▶ [PROBLEM] Reproduce every record exactly as it appears, but not the pictures.

▶ [DATASET RECORDS]
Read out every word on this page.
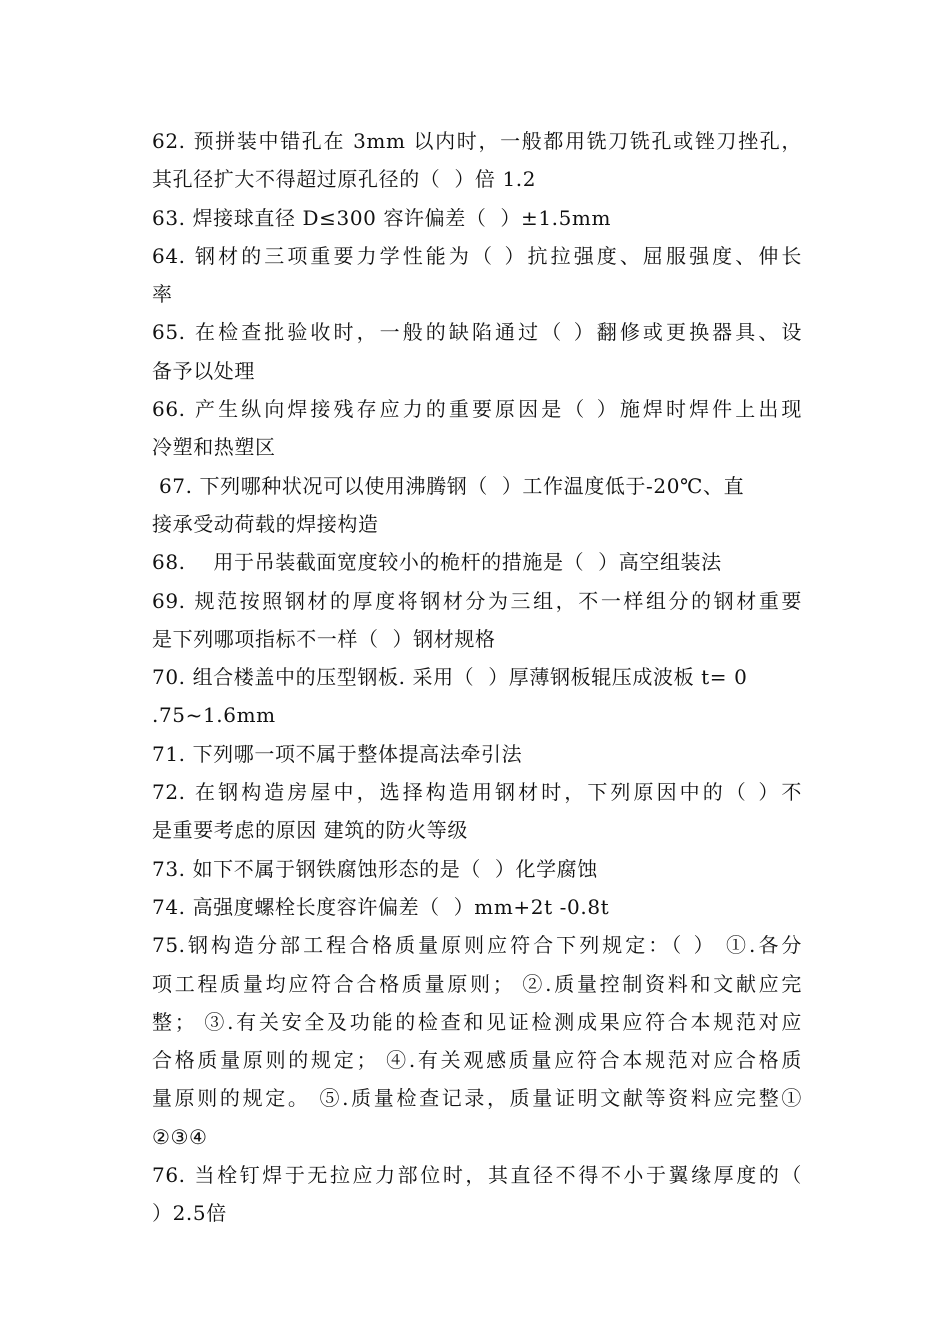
62. 预拼装中错孔在 3mm 以内时，一般都用铣刀铣孔或锉刀挫孔，
其孔径扩大不得超过原孔径的（  ）倍 1.2
63. 焊接球直径 D≤300 容许偏差（  ）±1.5mm
64. 钢材的三项重要力学性能为（ ）抗拉强度、屈服强度、伸长
率
65. 在检查批验收时，一般的缺陷通过（ ）翻修或更换器具、设
备予以处理
66. 产生纵向焊接残存应力的重要原因是（ ）施焊时焊件上出现
冷塑和热塑区
67. 下列哪种状况可以使用沸腾钢（  ）工作温度低于-20℃、直
接承受动荷载的焊接构造
68.    用于吊装截面宽度较小的桅杆的措施是（  ）高空组装法
69. 规范按照钢材的厚度将钢材分为三组，不一样组分的钢材重要
是下列哪项指标不一样（  ）钢材规格
70. 组合楼盖中的压型钢板. 采用（  ）厚薄钢板辊压成波板 t= 0
.75~1.6mm
71. 下列哪一项不属于整体提高法牵引法
72. 在钢构造房屋中，选择构造用钢材时，下列原因中的（ ）不
是重要考虑的原因 建筑的防火等级
73. 如下不属于钢铁腐蚀形态的是（  ）化学腐蚀
74. 高强度螺栓长度容许偏差（  ）mm+2t -0.8t
75.钢构造分部工程合格质量原则应符合下列规定：（ ） ①.各分
项工程质量均应符合合格质量原则； ②.质量控制资料和文献应完
整； ③.有关安全及功能的检查和见证检测成果应符合本规范对应
合格质量原则的规定； ④.有关观感质量应符合本规范对应合格质
量原则的规定。 ⑤.质量检查记录，质量证明文献等资料应完整①
②③④
76. 当栓钉焊于无拉应力部位时，其直径不得不小于翼缘厚度的（
）2.5倍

▶ [EXERCISE RESPONSE]
Read out every word on this page.
62. 预拼装中错孔在 3mm 以内时，一般都用铣刀铣孔或锉刀挫孔，
其孔径扩大不得超过原孔径的（  ）倍 1.2
63. 焊接球直径 D≤300 容许偏差（  ）±1.5mm
64. 钢材的三项重要力学性能为（ ）抗拉强度、屈服强度、伸长
率
65. 在检查批验收时，一般的缺陷通过（ ）翻修或更换器具、设
备予以处理
66. 产生纵向焊接残存应力的重要原因是（ ）施焊时焊件上出现
冷塑和热塑区
67. 下列哪种状况可以使用沸腾钢（  ）工作温度低于-20℃、直
接承受动荷载的焊接构造
68.    用于吊装截面宽度较小的桅杆的措施是（  ）高空组装法
69. 规范按照钢材的厚度将钢材分为三组，不一样组分的钢材重要
是下列哪项指标不一样（  ）钢材规格
70. 组合楼盖中的压型钢板. 采用（  ）厚薄钢板辊压成波板 t= 0
.75~1.6mm
71. 下列哪一项不属于整体提高法牵引法
72. 在钢构造房屋中，选择构造用钢材时，下列原因中的（ ）不
是重要考虑的原因 建筑的防火等级
73. 如下不属于钢铁腐蚀形态的是（  ）化学腐蚀
74. 高强度螺栓长度容许偏差（  ）mm+2t -0.8t
75.钢构造分部工程合格质量原则应符合下列规定：（ ） ①.各分
项工程质量均应符合合格质量原则； ②.质量控制资料和文献应完
整； ③.有关安全及功能的检查和见证检测成果应符合本规范对应
合格质量原则的规定； ④.有关观感质量应符合本规范对应合格质
量原则的规定。 ⑤.质量检查记录，质量证明文献等资料应完整①
②③④
76. 当栓钉焊于无拉应力部位时，其直径不得不小于翼缘厚度的（
）2.5倍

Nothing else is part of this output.